## Given data

((

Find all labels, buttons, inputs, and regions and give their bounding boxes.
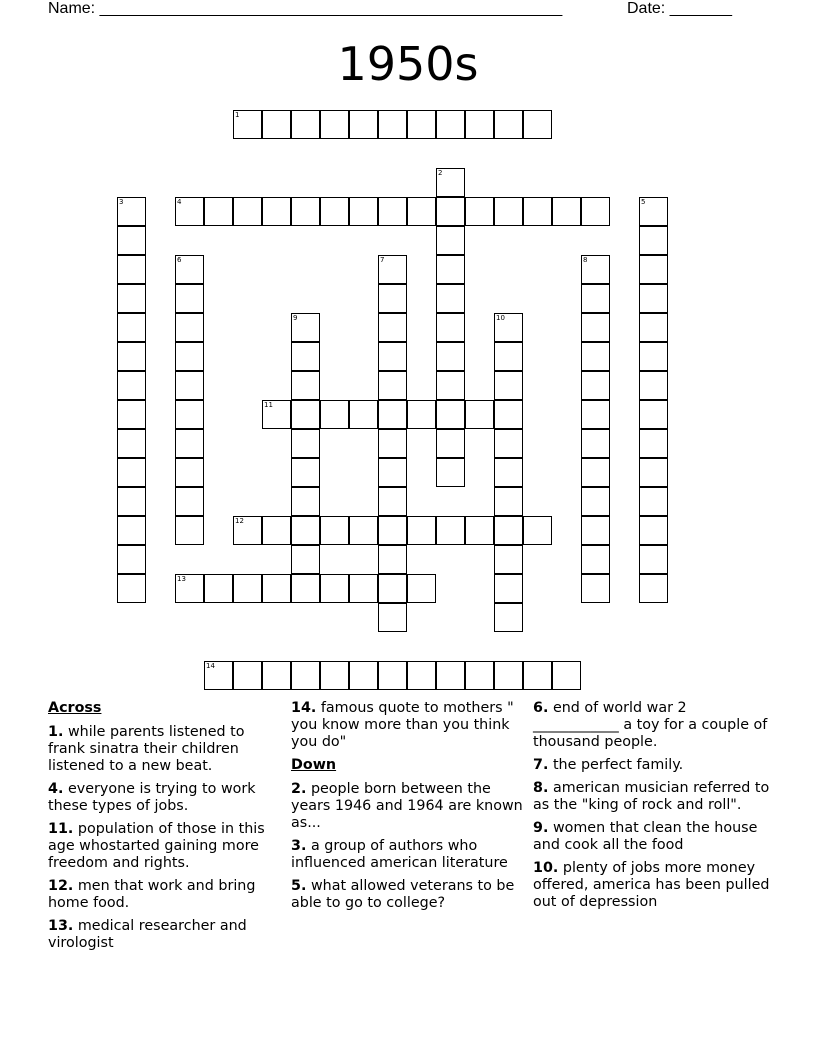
crossword-cell[interactable] — [175, 400, 204, 429]
clue-item-number: 7. — [533, 757, 549, 773]
crossword-cell[interactable] — [262, 197, 291, 226]
crossword-cell[interactable] — [262, 661, 291, 690]
clue-number: 7 — [380, 256, 385, 264]
clue-item-text: famous quote to mothers " you know more than you think you do" — [291, 700, 514, 750]
crossword-cell[interactable] — [204, 661, 233, 690]
crossword-cell[interactable] — [378, 284, 407, 313]
clue-item-text: people born between the years 1946 and 1964 are known as... — [291, 781, 523, 831]
crossword-cell[interactable] — [175, 371, 204, 400]
clue-number: 6 — [177, 256, 182, 264]
crossword-cell[interactable] — [117, 313, 146, 342]
crossword-cell[interactable] — [117, 284, 146, 313]
crossword-cell[interactable] — [291, 487, 320, 516]
crossword-cell[interactable] — [523, 197, 552, 226]
date-field-label: Date: _______ — [627, 0, 732, 17]
crossword-cell[interactable] — [465, 661, 494, 690]
clue-item-number: 11. — [48, 821, 74, 837]
crossword-cell[interactable] — [378, 545, 407, 574]
crossword-cell[interactable] — [407, 197, 436, 226]
clue-item-text: plenty of jobs more money offered, america has been pulled out of depression — [533, 860, 770, 910]
crossword-cell[interactable] — [262, 574, 291, 603]
crossword-cell[interactable] — [378, 458, 407, 487]
crossword-cell[interactable] — [378, 371, 407, 400]
crossword-cell[interactable] — [378, 516, 407, 545]
across-clue-list-continued — [291, 700, 527, 751]
crossword-cell[interactable] — [581, 516, 610, 545]
clue-item — [533, 780, 773, 814]
crossword-cell[interactable] — [320, 197, 349, 226]
crossword-cell[interactable] — [407, 661, 436, 690]
crossword-cell[interactable] — [262, 516, 291, 545]
crossword-cell[interactable] — [204, 197, 233, 226]
clue-number: 12 — [235, 517, 244, 525]
crossword-cell[interactable] — [349, 400, 378, 429]
crossword-cell[interactable] — [175, 429, 204, 458]
clue-item — [533, 757, 773, 774]
crossword-cell[interactable] — [233, 574, 262, 603]
clue-item-number: 2. — [291, 781, 307, 797]
clue-item — [291, 781, 527, 832]
clue-item-number: 1. — [48, 724, 64, 740]
crossword-cell[interactable] — [581, 429, 610, 458]
clue-item-number: 6. — [533, 700, 549, 716]
clue-item-text: what allowed veterans to be able to go to college? — [291, 878, 515, 911]
crossword-cell[interactable] — [581, 574, 610, 603]
crossword-cell[interactable] — [436, 400, 465, 429]
crossword-cell[interactable] — [378, 574, 407, 603]
crossword-cell[interactable] — [436, 342, 465, 371]
crossword-cell[interactable] — [291, 313, 320, 342]
crossword-cell[interactable] — [639, 400, 668, 429]
crossword-cell[interactable] — [175, 574, 204, 603]
crossword-cell[interactable] — [639, 255, 668, 284]
crossword-cell[interactable] — [581, 342, 610, 371]
crossword-cell[interactable] — [552, 197, 581, 226]
clue-item — [533, 700, 773, 751]
crossword-cell[interactable] — [349, 197, 378, 226]
crossword-cell[interactable] — [639, 487, 668, 516]
crossword-cell[interactable] — [465, 197, 494, 226]
crossword-cell[interactable] — [175, 197, 204, 226]
crossword-cell[interactable] — [436, 371, 465, 400]
down-clue-list — [291, 781, 527, 912]
crossword-cell[interactable] — [581, 545, 610, 574]
crossword-cell[interactable] — [117, 197, 146, 226]
clue-item-text: end of world war 2 ____________ a toy for a couple of thousand people. — [533, 700, 768, 750]
crossword-cell[interactable] — [465, 400, 494, 429]
crossword-cell[interactable] — [552, 661, 581, 690]
crossword-cell[interactable] — [175, 284, 204, 313]
crossword-cell[interactable] — [349, 661, 378, 690]
clue-item — [48, 918, 284, 952]
crossword-cell[interactable] — [262, 110, 291, 139]
clue-number: 2 — [438, 169, 443, 177]
clue-item-number: 13. — [48, 918, 74, 934]
crossword-cell[interactable] — [639, 516, 668, 545]
crossword-cell[interactable] — [494, 458, 523, 487]
crossword-cell[interactable] — [494, 661, 523, 690]
crossword-cell[interactable] — [494, 574, 523, 603]
clue-item-text: men that work and bring home food. — [48, 878, 256, 911]
clue-item-number: 8. — [533, 780, 549, 796]
crossword-cell[interactable] — [639, 284, 668, 313]
crossword-cell[interactable] — [349, 516, 378, 545]
crossword-cell[interactable] — [581, 458, 610, 487]
crossword-cell[interactable] — [465, 516, 494, 545]
crossword-cell[interactable] — [378, 110, 407, 139]
crossword-cell[interactable] — [581, 487, 610, 516]
clue-item-text: american musician referred to as the "king of rock and roll". — [533, 780, 770, 813]
crossword-cell[interactable] — [436, 516, 465, 545]
crossword-cell[interactable] — [581, 197, 610, 226]
clue-item-text: women that clean the house and cook all the food — [533, 820, 758, 853]
crossword-cell[interactable] — [581, 313, 610, 342]
crossword-cell[interactable] — [436, 255, 465, 284]
crossword-cell[interactable] — [494, 487, 523, 516]
crossword-cell[interactable] — [378, 661, 407, 690]
crossword-cell[interactable] — [494, 603, 523, 632]
clue-number: 5 — [641, 198, 646, 206]
crossword-cell[interactable] — [117, 458, 146, 487]
crossword-cell[interactable] — [378, 255, 407, 284]
clue-number: 14 — [206, 662, 215, 670]
crossword-cell[interactable] — [523, 661, 552, 690]
crossword-cell[interactable] — [581, 371, 610, 400]
crossword-cell[interactable] — [117, 574, 146, 603]
crossword-cell[interactable] — [320, 661, 349, 690]
crossword-cell[interactable] — [639, 371, 668, 400]
crossword-cell[interactable] — [117, 487, 146, 516]
crossword-cell[interactable] — [436, 313, 465, 342]
clue-item — [48, 724, 284, 775]
clue-item-text: medical researcher and virologist — [48, 918, 247, 951]
crossword-cell[interactable] — [465, 110, 494, 139]
clue-item — [291, 878, 527, 912]
crossword-cell[interactable] — [117, 255, 146, 284]
crossword-cell[interactable] — [204, 574, 233, 603]
clue-item — [48, 878, 284, 912]
crossword-cell[interactable] — [175, 255, 204, 284]
page-title: 1950s — [337, 37, 479, 91]
clue-number: 1 — [235, 111, 240, 119]
crossword-cell[interactable] — [407, 516, 436, 545]
crossword-cell[interactable] — [407, 110, 436, 139]
clues-column-3 — [533, 700, 773, 917]
crossword-cell[interactable] — [494, 110, 523, 139]
crossword-cell[interactable] — [117, 516, 146, 545]
crossword-cell[interactable] — [494, 313, 523, 342]
crossword-cell[interactable] — [291, 371, 320, 400]
crossword-cell[interactable] — [175, 516, 204, 545]
crossword-cell[interactable] — [378, 603, 407, 632]
clue-item-number: 14. — [291, 700, 317, 716]
crossword-cell[interactable] — [436, 197, 465, 226]
crossword-cell[interactable] — [581, 255, 610, 284]
clue-item — [48, 781, 284, 815]
clue-number: 10 — [496, 314, 505, 322]
crossword-cell[interactable] — [407, 400, 436, 429]
crossword-cell[interactable] — [378, 400, 407, 429]
crossword-cell[interactable] — [175, 313, 204, 342]
crossword-cell[interactable] — [639, 342, 668, 371]
crossword-cell[interactable] — [320, 516, 349, 545]
crossword-cell[interactable] — [581, 284, 610, 313]
down-clue-list-continued — [533, 700, 773, 911]
clue-number: 3 — [119, 198, 124, 206]
clue-number: 13 — [177, 575, 186, 583]
crossword-cell[interactable] — [436, 429, 465, 458]
crossword-cell[interactable] — [378, 429, 407, 458]
crossword-cell[interactable] — [523, 516, 552, 545]
crossword-cell[interactable] — [639, 197, 668, 226]
crossword-cell[interactable] — [494, 545, 523, 574]
crossword-cell[interactable] — [639, 574, 668, 603]
crossword-cell[interactable] — [291, 545, 320, 574]
crossword-cell[interactable] — [378, 313, 407, 342]
crossword-cell[interactable] — [494, 516, 523, 545]
crossword-cell[interactable] — [436, 458, 465, 487]
clue-item-text: population of those in this age whostarted gaining more freedom and rights. — [48, 821, 265, 871]
crossword-cell[interactable] — [233, 110, 262, 139]
name-field-label: Name: ____________________________________________________ — [48, 0, 563, 17]
crossword-cell[interactable] — [117, 371, 146, 400]
clue-item — [533, 820, 773, 854]
down-heading: Down — [291, 757, 337, 773]
clue-item — [533, 860, 773, 911]
clues-column-1 — [48, 700, 284, 958]
clue-item-text: the perfect family. — [552, 757, 684, 773]
crossword-cell[interactable] — [291, 197, 320, 226]
crossword-cell[interactable] — [291, 574, 320, 603]
clue-item-text: everyone is trying to work these types of jobs. — [48, 781, 256, 814]
clue-item — [291, 700, 527, 751]
crossword-cell[interactable] — [378, 487, 407, 516]
clue-item-number: 9. — [533, 820, 549, 836]
crossword-cell[interactable] — [233, 516, 262, 545]
clue-item-number: 12. — [48, 878, 74, 894]
crossword-cell[interactable] — [262, 400, 291, 429]
crossword-cell[interactable] — [378, 342, 407, 371]
clue-item-number: 3. — [291, 838, 307, 854]
crossword-cell[interactable] — [494, 429, 523, 458]
crossword-cell[interactable] — [639, 429, 668, 458]
crossword-cell[interactable] — [494, 400, 523, 429]
crossword-cell[interactable] — [117, 226, 146, 255]
crossword-cell[interactable] — [233, 661, 262, 690]
crossword-cell[interactable] — [320, 400, 349, 429]
crossword-cell[interactable] — [117, 545, 146, 574]
crossword-cell[interactable] — [639, 545, 668, 574]
crossword-cell[interactable] — [494, 342, 523, 371]
clue-item-number: 4. — [48, 781, 64, 797]
crossword-cell[interactable] — [349, 574, 378, 603]
crossword-cell[interactable] — [233, 197, 262, 226]
crossword-cell[interactable] — [407, 574, 436, 603]
crossword-cell[interactable] — [175, 342, 204, 371]
crossword-cell[interactable] — [436, 110, 465, 139]
crossword-cell[interactable] — [117, 400, 146, 429]
crossword-cell[interactable] — [320, 574, 349, 603]
crossword-cell[interactable] — [291, 516, 320, 545]
crossword-cell[interactable] — [436, 168, 465, 197]
clue-number: 8 — [583, 256, 588, 264]
crossword-cell[interactable] — [175, 487, 204, 516]
crossword-cell[interactable] — [291, 661, 320, 690]
crossword-cell[interactable] — [291, 342, 320, 371]
crossword-cell[interactable] — [581, 400, 610, 429]
clue-number: 11 — [264, 401, 273, 409]
crossword-cell[interactable] — [117, 429, 146, 458]
crossword-cell[interactable] — [291, 429, 320, 458]
crossword-cell[interactable] — [291, 110, 320, 139]
clue-item — [48, 821, 284, 872]
crossword-cell[interactable] — [349, 110, 378, 139]
clue-item-text: a group of authors who influenced american literature — [291, 838, 508, 871]
clue-number: 4 — [177, 198, 182, 206]
across-heading: Across — [48, 700, 102, 716]
crossword-cell[interactable] — [320, 110, 349, 139]
crossword-cell[interactable] — [494, 371, 523, 400]
crossword-cell[interactable] — [436, 284, 465, 313]
crossword-cell[interactable] — [639, 313, 668, 342]
clue-item-number: 5. — [291, 878, 307, 894]
crossword-cell[interactable] — [523, 110, 552, 139]
crossword-cell[interactable] — [436, 661, 465, 690]
clue-item — [291, 838, 527, 872]
crossword-cell[interactable] — [117, 342, 146, 371]
clue-item-text: while parents listened to frank sinatra their children listened to a new beat. — [48, 724, 245, 774]
crossword-cell[interactable] — [291, 458, 320, 487]
clue-item-number: 10. — [533, 860, 559, 876]
clues-column-2 — [291, 700, 527, 918]
clue-number: 9 — [293, 314, 298, 322]
crossword-cell[interactable] — [436, 226, 465, 255]
crossword-cell[interactable] — [494, 197, 523, 226]
crossword-cell[interactable] — [639, 226, 668, 255]
crossword-cell[interactable] — [175, 458, 204, 487]
crossword-cell[interactable] — [291, 400, 320, 429]
crossword-cell[interactable] — [639, 458, 668, 487]
crossword-cell[interactable] — [378, 197, 407, 226]
across-clue-list — [48, 724, 284, 952]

))

## Task statement
Reproduce from the records every line verbatim, beginning at the line that contains "crossword-cell[interactable] — [175, 400, 204, 429]" and stopping after the line that contains "clue-number: 6 — [177, 256, 182, 264]".

## Full output
crossword-cell[interactable] — [175, 400, 204, 429]
clue-item-number: 7. — [533, 757, 549, 773]
crossword-cell[interactable] — [262, 197, 291, 226]
crossword-cell[interactable] — [262, 661, 291, 690]
clue-number: 7 — [380, 256, 385, 264]
clue-item-text: famous quote to mothers " you know more than you think you do" — [291, 700, 514, 750]
crossword-cell[interactable] — [204, 661, 233, 690]
crossword-cell[interactable] — [378, 284, 407, 313]
clue-item-text: people born between the years 1946 and 1964 are known as... — [291, 781, 523, 831]
crossword-cell[interactable] — [175, 371, 204, 400]
clue-number: 6 — [177, 256, 182, 264]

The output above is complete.